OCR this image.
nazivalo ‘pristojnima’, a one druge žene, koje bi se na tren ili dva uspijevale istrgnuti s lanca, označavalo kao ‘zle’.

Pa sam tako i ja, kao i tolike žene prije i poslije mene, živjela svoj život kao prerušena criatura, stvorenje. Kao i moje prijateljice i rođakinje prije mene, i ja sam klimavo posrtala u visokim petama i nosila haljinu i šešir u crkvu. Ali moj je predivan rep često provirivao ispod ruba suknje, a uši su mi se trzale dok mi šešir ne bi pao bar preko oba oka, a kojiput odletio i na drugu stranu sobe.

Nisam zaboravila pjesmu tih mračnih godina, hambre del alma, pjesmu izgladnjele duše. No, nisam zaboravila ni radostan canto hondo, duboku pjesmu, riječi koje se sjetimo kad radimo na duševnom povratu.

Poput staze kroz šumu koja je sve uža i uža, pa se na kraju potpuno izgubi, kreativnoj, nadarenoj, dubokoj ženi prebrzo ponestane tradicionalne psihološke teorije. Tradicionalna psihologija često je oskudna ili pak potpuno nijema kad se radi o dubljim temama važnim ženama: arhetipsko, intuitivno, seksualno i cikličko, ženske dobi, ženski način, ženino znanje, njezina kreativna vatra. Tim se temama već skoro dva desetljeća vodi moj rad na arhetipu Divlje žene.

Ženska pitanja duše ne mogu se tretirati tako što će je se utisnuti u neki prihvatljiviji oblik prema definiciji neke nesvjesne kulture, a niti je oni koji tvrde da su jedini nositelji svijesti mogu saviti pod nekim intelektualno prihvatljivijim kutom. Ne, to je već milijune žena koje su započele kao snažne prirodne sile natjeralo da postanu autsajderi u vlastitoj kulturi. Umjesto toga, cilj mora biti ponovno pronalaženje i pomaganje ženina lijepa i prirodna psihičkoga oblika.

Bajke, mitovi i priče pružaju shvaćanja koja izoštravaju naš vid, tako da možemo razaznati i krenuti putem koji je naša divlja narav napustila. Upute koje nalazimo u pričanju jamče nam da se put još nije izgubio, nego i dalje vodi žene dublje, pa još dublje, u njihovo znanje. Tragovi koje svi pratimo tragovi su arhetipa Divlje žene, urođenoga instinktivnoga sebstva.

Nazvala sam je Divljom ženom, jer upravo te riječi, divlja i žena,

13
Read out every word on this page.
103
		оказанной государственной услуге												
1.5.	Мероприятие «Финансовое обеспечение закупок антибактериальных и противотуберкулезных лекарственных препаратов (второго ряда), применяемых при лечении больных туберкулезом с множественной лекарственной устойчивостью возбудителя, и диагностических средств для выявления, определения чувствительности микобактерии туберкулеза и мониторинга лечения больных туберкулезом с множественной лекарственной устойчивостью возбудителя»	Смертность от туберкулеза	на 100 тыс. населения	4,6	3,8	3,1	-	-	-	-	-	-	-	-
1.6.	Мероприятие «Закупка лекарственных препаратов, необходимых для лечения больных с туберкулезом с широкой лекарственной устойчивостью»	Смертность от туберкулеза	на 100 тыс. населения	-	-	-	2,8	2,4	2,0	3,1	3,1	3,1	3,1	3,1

----

Search the lines above for the string "this", then show every one that has it.

OCR this image.
Read out every word on this page.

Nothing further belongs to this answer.